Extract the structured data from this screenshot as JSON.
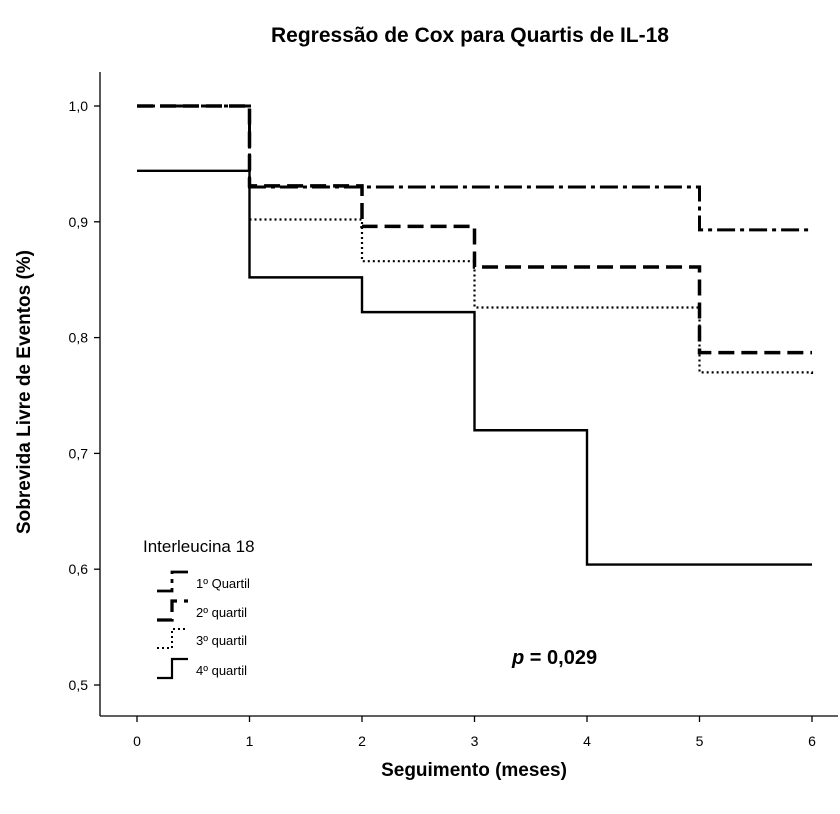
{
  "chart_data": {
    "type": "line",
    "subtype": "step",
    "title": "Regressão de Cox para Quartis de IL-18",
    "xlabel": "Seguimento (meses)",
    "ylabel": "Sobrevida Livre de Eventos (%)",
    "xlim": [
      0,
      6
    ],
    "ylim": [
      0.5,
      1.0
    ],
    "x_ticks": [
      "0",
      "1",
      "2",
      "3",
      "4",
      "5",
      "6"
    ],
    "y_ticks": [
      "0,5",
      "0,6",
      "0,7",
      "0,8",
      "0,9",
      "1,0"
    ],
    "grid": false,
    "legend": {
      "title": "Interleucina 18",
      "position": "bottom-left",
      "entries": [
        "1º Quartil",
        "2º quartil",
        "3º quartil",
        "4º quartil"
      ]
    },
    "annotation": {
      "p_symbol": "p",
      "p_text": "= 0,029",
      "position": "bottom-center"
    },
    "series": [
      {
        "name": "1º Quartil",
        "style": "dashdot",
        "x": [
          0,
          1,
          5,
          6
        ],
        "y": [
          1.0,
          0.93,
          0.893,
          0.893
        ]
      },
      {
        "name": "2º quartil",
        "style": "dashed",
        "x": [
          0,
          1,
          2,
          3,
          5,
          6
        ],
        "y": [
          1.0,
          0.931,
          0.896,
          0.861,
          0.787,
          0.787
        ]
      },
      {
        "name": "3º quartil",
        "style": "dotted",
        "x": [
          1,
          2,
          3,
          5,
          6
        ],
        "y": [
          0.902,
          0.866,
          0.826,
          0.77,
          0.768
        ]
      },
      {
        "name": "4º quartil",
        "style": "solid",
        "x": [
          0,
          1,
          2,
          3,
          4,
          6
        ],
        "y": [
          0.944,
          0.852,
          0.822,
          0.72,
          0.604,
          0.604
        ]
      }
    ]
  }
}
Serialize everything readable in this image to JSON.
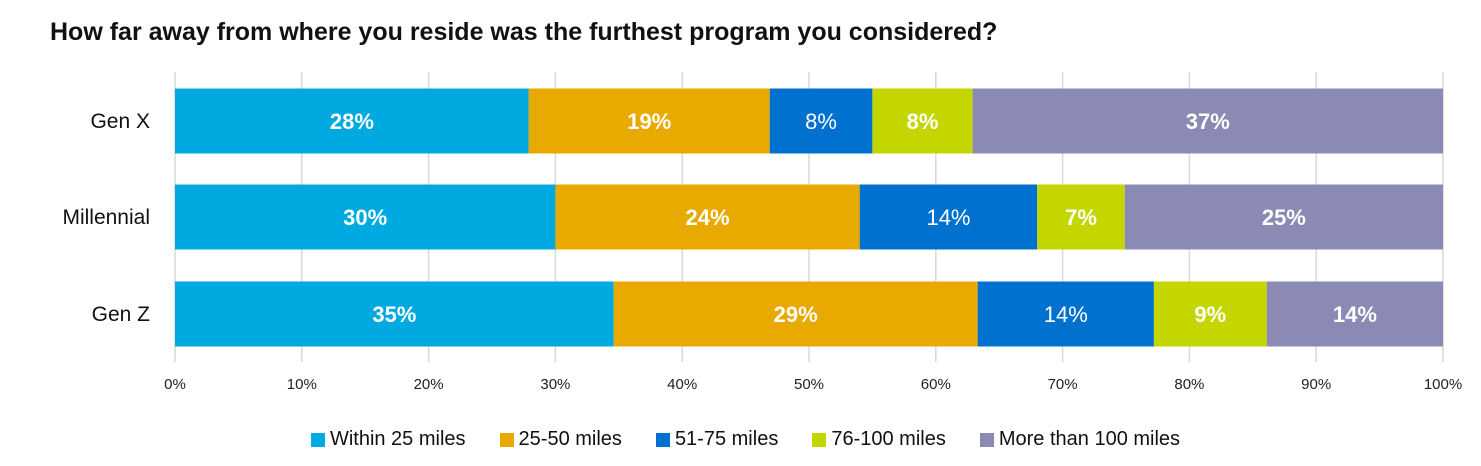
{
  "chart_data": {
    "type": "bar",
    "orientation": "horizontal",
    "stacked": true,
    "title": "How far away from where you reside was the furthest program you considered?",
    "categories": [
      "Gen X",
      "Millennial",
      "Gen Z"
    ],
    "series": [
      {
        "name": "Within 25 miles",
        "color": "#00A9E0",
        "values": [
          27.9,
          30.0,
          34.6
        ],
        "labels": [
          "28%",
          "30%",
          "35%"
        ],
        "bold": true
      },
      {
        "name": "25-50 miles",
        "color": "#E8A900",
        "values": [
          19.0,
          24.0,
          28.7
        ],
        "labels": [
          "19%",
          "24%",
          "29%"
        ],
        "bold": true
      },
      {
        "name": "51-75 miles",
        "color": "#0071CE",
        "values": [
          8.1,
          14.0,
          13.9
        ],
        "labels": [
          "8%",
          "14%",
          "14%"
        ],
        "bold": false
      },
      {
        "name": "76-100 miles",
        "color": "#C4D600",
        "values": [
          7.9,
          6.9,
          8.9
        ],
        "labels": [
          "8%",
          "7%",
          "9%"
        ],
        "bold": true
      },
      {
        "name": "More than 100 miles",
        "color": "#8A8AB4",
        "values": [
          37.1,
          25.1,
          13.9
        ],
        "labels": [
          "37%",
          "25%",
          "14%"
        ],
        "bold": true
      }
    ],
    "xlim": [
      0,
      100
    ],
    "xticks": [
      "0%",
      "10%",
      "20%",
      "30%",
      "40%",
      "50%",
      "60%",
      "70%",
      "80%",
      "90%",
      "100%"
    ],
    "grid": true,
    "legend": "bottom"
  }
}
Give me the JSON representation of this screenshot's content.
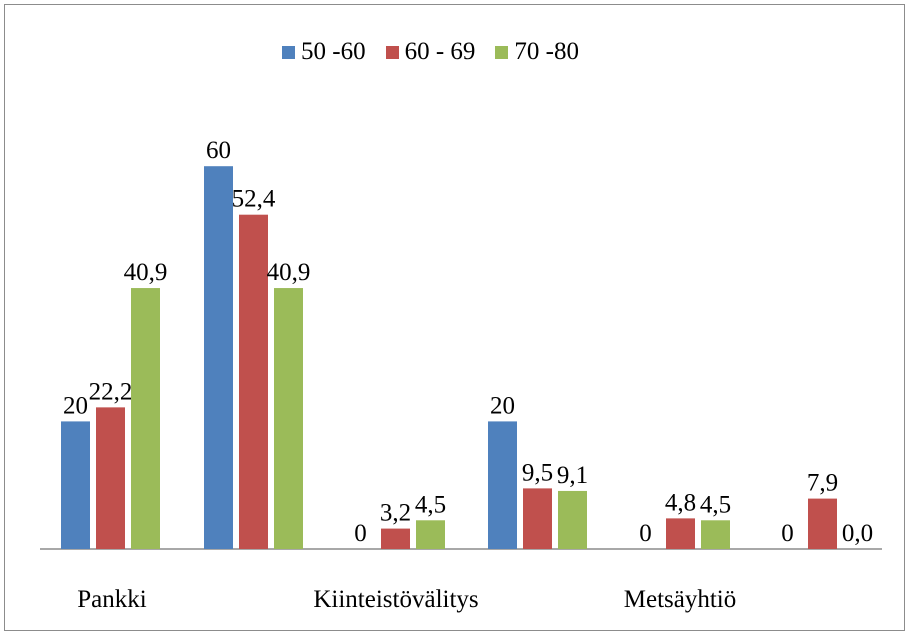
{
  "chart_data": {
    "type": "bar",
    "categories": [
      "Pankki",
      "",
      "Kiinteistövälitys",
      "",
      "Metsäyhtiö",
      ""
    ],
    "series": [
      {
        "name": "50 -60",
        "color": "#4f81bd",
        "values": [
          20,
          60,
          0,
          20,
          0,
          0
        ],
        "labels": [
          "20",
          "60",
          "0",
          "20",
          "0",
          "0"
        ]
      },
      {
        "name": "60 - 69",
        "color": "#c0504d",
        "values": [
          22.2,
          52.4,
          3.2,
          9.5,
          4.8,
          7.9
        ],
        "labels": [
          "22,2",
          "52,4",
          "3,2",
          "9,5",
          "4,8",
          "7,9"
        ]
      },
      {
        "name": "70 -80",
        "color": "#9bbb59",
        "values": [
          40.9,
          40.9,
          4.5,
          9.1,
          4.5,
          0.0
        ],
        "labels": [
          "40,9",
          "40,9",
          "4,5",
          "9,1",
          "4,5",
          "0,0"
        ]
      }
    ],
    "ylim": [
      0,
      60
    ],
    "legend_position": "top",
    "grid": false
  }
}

§ Exercise aim: Can you restate all the records above word for word while dropping the pictures?

§ Solution for this exercise:
Extract the structured data from this screenshot as JSON.
{
  "chart_data": {
    "type": "line",
    "subtype": "step",
    "title": "Regressão de Cox para Quartis de IL-18",
    "xlabel": "Seguimento (meses)",
    "ylabel": "Sobrevida Livre de Eventos (%)",
    "xlim": [
      0,
      6
    ],
    "ylim": [
      0.5,
      1.0
    ],
    "x_ticks": [
      "0",
      "1",
      "2",
      "3",
      "4",
      "5",
      "6"
    ],
    "y_ticks": [
      "0,5",
      "0,6",
      "0,7",
      "0,8",
      "0,9",
      "1,0"
    ],
    "grid": false,
    "legend": {
      "title": "Interleucina 18",
      "position": "bottom-left",
      "entries": [
        "1º Quartil",
        "2º quartil",
        "3º quartil",
        "4º quartil"
      ]
    },
    "annotation": {
      "p_symbol": "p",
      "p_text": "= 0,029",
      "position": "bottom-center"
    },
    "series": [
      {
        "name": "1º Quartil",
        "style": "dashdot",
        "x": [
          0,
          1,
          5,
          6
        ],
        "y": [
          1.0,
          0.93,
          0.893,
          0.893
        ]
      },
      {
        "name": "2º quartil",
        "style": "dashed",
        "x": [
          0,
          1,
          2,
          3,
          5,
          6
        ],
        "y": [
          1.0,
          0.931,
          0.896,
          0.861,
          0.787,
          0.787
        ]
      },
      {
        "name": "3º quartil",
        "style": "dotted",
        "x": [
          1,
          2,
          3,
          5,
          6
        ],
        "y": [
          0.902,
          0.866,
          0.826,
          0.77,
          0.768
        ]
      },
      {
        "name": "4º quartil",
        "style": "solid",
        "x": [
          0,
          1,
          2,
          3,
          4,
          6
        ],
        "y": [
          0.944,
          0.852,
          0.822,
          0.72,
          0.604,
          0.604
        ]
      }
    ]
  }
}
Serialize everything readable in this image to JSON.
{
  "chart_data": {
    "type": "bar",
    "orientation": "horizontal",
    "stacked": true,
    "title": "How far away from where you reside was the furthest program you considered?",
    "categories": [
      "Gen X",
      "Millennial",
      "Gen Z"
    ],
    "series": [
      {
        "name": "Within 25 miles",
        "color": "#00A9E0",
        "values": [
          27.9,
          30.0,
          34.6
        ],
        "labels": [
          "28%",
          "30%",
          "35%"
        ],
        "bold": true
      },
      {
        "name": "25-50 miles",
        "color": "#E8A900",
        "values": [
          19.0,
          24.0,
          28.7
        ],
        "labels": [
          "19%",
          "24%",
          "29%"
        ],
        "bold": true
      },
      {
        "name": "51-75 miles",
        "color": "#0071CE",
        "values": [
          8.1,
          14.0,
          13.9
        ],
        "labels": [
          "8%",
          "14%",
          "14%"
        ],
        "bold": false
      },
      {
        "name": "76-100 miles",
        "color": "#C4D600",
        "values": [
          7.9,
          6.9,
          8.9
        ],
        "labels": [
          "8%",
          "7%",
          "9%"
        ],
        "bold": true
      },
      {
        "name": "More than 100 miles",
        "color": "#8A8AB4",
        "values": [
          37.1,
          25.1,
          13.9
        ],
        "labels": [
          "37%",
          "25%",
          "14%"
        ],
        "bold": true
      }
    ],
    "xlim": [
      0,
      100
    ],
    "xticks": [
      "0%",
      "10%",
      "20%",
      "30%",
      "40%",
      "50%",
      "60%",
      "70%",
      "80%",
      "90%",
      "100%"
    ],
    "grid": true,
    "legend": "bottom"
  }
}
Give me the JSON representation of this screenshot's content.
{
  "chart_data": {
    "type": "bar",
    "categories": [
      "Pankki",
      "",
      "Kiinteistövälitys",
      "",
      "Metsäyhtiö",
      ""
    ],
    "series": [
      {
        "name": "50 -60",
        "color": "#4f81bd",
        "values": [
          20,
          60,
          0,
          20,
          0,
          0
        ],
        "labels": [
          "20",
          "60",
          "0",
          "20",
          "0",
          "0"
        ]
      },
      {
        "name": "60 - 69",
        "color": "#c0504d",
        "values": [
          22.2,
          52.4,
          3.2,
          9.5,
          4.8,
          7.9
        ],
        "labels": [
          "22,2",
          "52,4",
          "3,2",
          "9,5",
          "4,8",
          "7,9"
        ]
      },
      {
        "name": "70 -80",
        "color": "#9bbb59",
        "values": [
          40.9,
          40.9,
          4.5,
          9.1,
          4.5,
          0.0
        ],
        "labels": [
          "40,9",
          "40,9",
          "4,5",
          "9,1",
          "4,5",
          "0,0"
        ]
      }
    ],
    "ylim": [
      0,
      60
    ],
    "legend_position": "top",
    "grid": false
  }
}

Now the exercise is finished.